_Tarefa proposta a_
No texto sobre o amor, qual ponto muito importante do convívio amoroso fica entre o romantismo e os possíveis impedimentos e facilitações?

Eis porque me fascina mais o romantismo do que o lirismo.

Por outro lado, não creio que só o impedimento aumente o amor. Sem negar os grandes amores proibidos da História, como o do filósofo Abelardo e da religiosa Heloísa, de Tristão e Isolda ou de Dante e Beatriz, entre tantos outros. Tudo bem que aquela relação meio certinha, onde o casal é filho de amigos, onde todos já esperam o namoro e o casamento, em que os pais torcem pela dupla, ou acaba dando em nada ou é um prato cheio para o tédio.

A contradição, as oposições, as diferenças, as dificuldades iniciais de entrosamento, as raças que divergem, assalta a alma de inquietações e faz um bem danado para uma febril e instigante história de amor. Ter motivos para lutar e arestas a aparar pode ser muito bom. Estimulante, desafiador.

Como é bom “fazer” com que uma relação dê certo, depois de todos os prognósticos negativos, da descrença dos próprios pares, dos descompassos de valores e dos princípios sociais. Só quem viveu um caso assim, na vida, consegue avaliar a delícia da integração.

Mas o amor não vive dos impedimentos e sim da causalidade que identifica a situação e cria o fator único que é a chave do reino de qualquer relação a dois. Também caiu por terra faz tempo aquela visão de que desejo e virtude se contrapõem e que parecia fazer da atração e da polaridade, desse fantástico magnetismo, uma maldição ou no mínimo, um erro.

Entre o romantismo e os possíveis impedimentos e facilitações, fica um ponto muito importante no convívio amoroso: a alegria. De se estar junto, de brincar, de usar e abusar, com inteligência, dos jogos de humor e leveza. O que contém em si muita sedução. Que agita o corpo, movimenta a existência e responde ao espírito!

Entradas de elementos delimitados:
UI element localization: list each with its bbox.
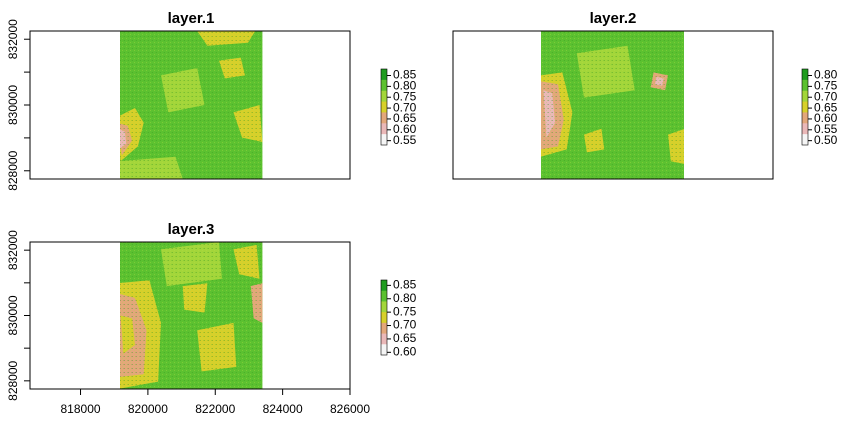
legend-swatch bbox=[381, 101, 387, 113]
legend-frame bbox=[801, 68, 809, 146]
legend-colorbar: 0.800.750.700.650.600.550.50 bbox=[801, 68, 838, 147]
legend-swatch bbox=[802, 69, 808, 81]
legend-swatch bbox=[381, 290, 387, 302]
legend-swatch bbox=[381, 301, 387, 313]
legend-swatch bbox=[381, 123, 387, 135]
legend-swatch bbox=[802, 79, 808, 92]
raster-image bbox=[541, 31, 684, 179]
legend-tick-label: 0.60 bbox=[814, 111, 838, 125]
x-tick-label: 818000 bbox=[61, 402, 101, 416]
y-tick-label: 832000 bbox=[6, 230, 20, 270]
legend-tick-label: 0.70 bbox=[393, 100, 417, 114]
legend-swatch bbox=[381, 322, 387, 335]
y-tick-label: 830000 bbox=[6, 85, 20, 125]
y-tick-label: 830000 bbox=[6, 295, 20, 335]
y-tick-label: 828000 bbox=[6, 150, 20, 190]
x-tick-label: 820000 bbox=[128, 402, 168, 416]
raster-area bbox=[541, 31, 684, 179]
raster-texture bbox=[120, 242, 263, 389]
x-tick-label: 824000 bbox=[263, 402, 303, 416]
legend-tick-label: 0.85 bbox=[393, 278, 417, 292]
legend-swatch bbox=[381, 90, 387, 103]
y-tick-label: 828000 bbox=[6, 360, 20, 400]
legend-swatch bbox=[802, 90, 808, 103]
legend-tick-label: 0.60 bbox=[393, 122, 417, 136]
y-axis: 828000 830000 832000 bbox=[6, 230, 30, 401]
legend-tick-label: 0.50 bbox=[814, 133, 838, 147]
y-tick-label: 832000 bbox=[6, 19, 20, 59]
x-tick-label: 826000 bbox=[330, 402, 370, 416]
legend-tick-label: 0.75 bbox=[393, 89, 417, 103]
legend-swatch bbox=[381, 312, 387, 324]
legend-tick-label: 0.60 bbox=[393, 344, 417, 358]
legend-swatch bbox=[802, 112, 808, 124]
legend-swatch bbox=[381, 344, 387, 356]
legend-swatch bbox=[381, 69, 387, 81]
plot-frame bbox=[452, 30, 774, 180]
legend-tick-label: 0.70 bbox=[393, 318, 417, 332]
legend-tick-label: 0.75 bbox=[393, 304, 417, 318]
legend-swatch bbox=[381, 333, 387, 345]
raster-image bbox=[120, 242, 263, 389]
legend-tick-label: 0.70 bbox=[814, 89, 838, 103]
legend-swatch bbox=[381, 79, 387, 92]
legend-swatch bbox=[381, 112, 387, 124]
x-axis: 818000 820000 822000 824000 826000 bbox=[61, 389, 370, 416]
legend-swatch bbox=[802, 101, 808, 113]
raster-texture bbox=[120, 31, 263, 179]
legend-tick-label: 0.85 bbox=[393, 68, 417, 82]
raster-area bbox=[120, 242, 263, 389]
legend-frame bbox=[380, 279, 388, 356]
legend-frame bbox=[380, 68, 388, 146]
raster-texture bbox=[541, 31, 684, 179]
legend-tick-label: 0.80 bbox=[393, 291, 417, 305]
legend-colorbar: 0.850.800.750.700.650.600.55 bbox=[380, 68, 417, 147]
legend-tick-label: 0.65 bbox=[393, 111, 417, 125]
legend-tick-label: 0.65 bbox=[814, 100, 838, 114]
panel-title: layer.3 bbox=[168, 221, 215, 238]
panel-title: layer.2 bbox=[590, 10, 637, 27]
legend-tick-label: 0.55 bbox=[814, 122, 838, 136]
legend-tick-label: 0.75 bbox=[814, 79, 838, 93]
panel-title: layer.1 bbox=[168, 10, 215, 27]
y-axis: 828000 830000 832000 bbox=[6, 19, 30, 191]
raster-area bbox=[120, 31, 263, 179]
legend-tick-label: 0.55 bbox=[393, 133, 417, 147]
legend-tick-label: 0.80 bbox=[814, 68, 838, 82]
panel-layer-2: layer.2 0.800.750.700.650.600.550.50 bbox=[452, 10, 838, 180]
raster-image bbox=[120, 31, 263, 179]
legend-tick-label: 0.80 bbox=[393, 79, 417, 93]
legend-tick-label: 0.65 bbox=[393, 331, 417, 345]
legend-colorbar: 0.850.800.750.700.650.60 bbox=[380, 278, 417, 358]
legend-swatch bbox=[381, 134, 387, 146]
x-tick-label: 822000 bbox=[195, 402, 235, 416]
legend-swatch bbox=[381, 280, 387, 292]
legend-swatch bbox=[802, 134, 808, 146]
legend-swatch bbox=[802, 123, 808, 135]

_Tarefa proposta b_
Copie sem alterações, nas linhas que vêm depois do texto, o trecho desde a que contém "legend-swatch bbox=[381, 101, 387, 113]" até a que contém "y-axis: 828000 830000 832000 bbox=[6, 230, 30, 401]", incluindo ambas.

_Resposta redigida a_
A alegria.

_Resposta redigida b_
legend-swatch bbox=[381, 101, 387, 113]
legend-frame bbox=[801, 68, 809, 146]
legend-colorbar: 0.800.750.700.650.600.550.50 bbox=[801, 68, 838, 147]
legend-swatch bbox=[802, 69, 808, 81]
legend-swatch bbox=[381, 290, 387, 302]
legend-swatch bbox=[381, 301, 387, 313]
legend-swatch bbox=[381, 123, 387, 135]
legend-swatch bbox=[802, 79, 808, 92]
raster-image bbox=[541, 31, 684, 179]
legend-tick-label: 0.60 bbox=[814, 111, 838, 125]
x-tick-label: 818000 bbox=[61, 402, 101, 416]
y-tick-label: 832000 bbox=[6, 230, 20, 270]
legend-tick-label: 0.70 bbox=[393, 100, 417, 114]
legend-swatch bbox=[381, 322, 387, 335]
y-tick-label: 830000 bbox=[6, 85, 20, 125]
y-tick-label: 830000 bbox=[6, 295, 20, 335]
y-tick-label: 828000 bbox=[6, 150, 20, 190]
x-tick-label: 820000 bbox=[128, 402, 168, 416]
raster-area bbox=[541, 31, 684, 179]
raster-texture bbox=[120, 242, 263, 389]
x-tick-label: 824000 bbox=[263, 402, 303, 416]
legend-tick-label: 0.85 bbox=[393, 278, 417, 292]
legend-swatch bbox=[381, 90, 387, 103]
y-tick-label: 828000 bbox=[6, 360, 20, 400]
legend-swatch bbox=[802, 90, 808, 103]
legend-tick-label: 0.60 bbox=[393, 122, 417, 136]
y-axis: 828000 830000 832000 bbox=[6, 230, 30, 401]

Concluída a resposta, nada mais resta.